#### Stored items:

-----

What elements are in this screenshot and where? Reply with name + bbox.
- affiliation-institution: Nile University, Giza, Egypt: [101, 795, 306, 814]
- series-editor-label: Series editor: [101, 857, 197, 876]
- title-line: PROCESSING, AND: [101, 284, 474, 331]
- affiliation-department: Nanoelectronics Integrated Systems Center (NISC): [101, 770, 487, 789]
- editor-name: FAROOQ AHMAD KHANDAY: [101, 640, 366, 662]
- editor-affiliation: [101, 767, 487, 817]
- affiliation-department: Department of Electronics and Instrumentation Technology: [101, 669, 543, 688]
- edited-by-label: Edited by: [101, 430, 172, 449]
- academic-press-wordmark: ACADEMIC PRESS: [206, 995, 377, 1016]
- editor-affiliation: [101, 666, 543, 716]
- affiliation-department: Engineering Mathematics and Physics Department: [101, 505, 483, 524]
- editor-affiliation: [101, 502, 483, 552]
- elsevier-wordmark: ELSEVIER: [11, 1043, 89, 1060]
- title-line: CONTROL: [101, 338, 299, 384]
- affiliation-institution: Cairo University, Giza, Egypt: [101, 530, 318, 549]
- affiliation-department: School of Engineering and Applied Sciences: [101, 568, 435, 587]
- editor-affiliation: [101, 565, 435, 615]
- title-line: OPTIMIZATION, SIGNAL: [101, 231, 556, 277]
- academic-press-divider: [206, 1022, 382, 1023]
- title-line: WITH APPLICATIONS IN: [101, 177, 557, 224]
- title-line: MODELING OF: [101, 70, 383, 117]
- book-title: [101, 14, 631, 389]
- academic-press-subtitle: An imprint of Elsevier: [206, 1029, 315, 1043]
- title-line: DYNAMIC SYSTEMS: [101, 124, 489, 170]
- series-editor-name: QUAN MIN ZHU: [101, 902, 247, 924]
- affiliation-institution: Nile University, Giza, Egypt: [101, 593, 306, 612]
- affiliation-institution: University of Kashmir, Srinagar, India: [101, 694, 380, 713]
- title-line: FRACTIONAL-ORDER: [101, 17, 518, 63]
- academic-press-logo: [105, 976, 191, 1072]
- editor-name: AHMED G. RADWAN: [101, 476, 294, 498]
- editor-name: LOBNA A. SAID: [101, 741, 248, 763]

-----

#### OBJECTIVE:
Convert the lines from the start of the items through the line holding "- affiliation-department: Department", inclusive, into a JSON list of strings with one string per line, leaving out blank lines. Include only those lines.

#### EXERCISE OUTPUT:
[
  "What elements are in this screenshot and where? Reply with name + bbox.",
  "- affiliation-institution: Nile University, Giza, Egypt: [101, 795, 306, 814]",
  "- series-editor-label: Series editor: [101, 857, 197, 876]",
  "- title-line: PROCESSING, AND: [101, 284, 474, 331]",
  "- affiliation-department: Nanoelectronics Integrated Systems Center (NISC): [101, 770, 487, 789]",
  "- editor-name: FAROOQ AHMAD KHANDAY: [101, 640, 366, 662]",
  "- editor-affiliation: [101, 767, 487, 817]",
  "- affiliation-department: Department of Electronics and Instrumentation Technology: [101, 669, 543, 688]"
]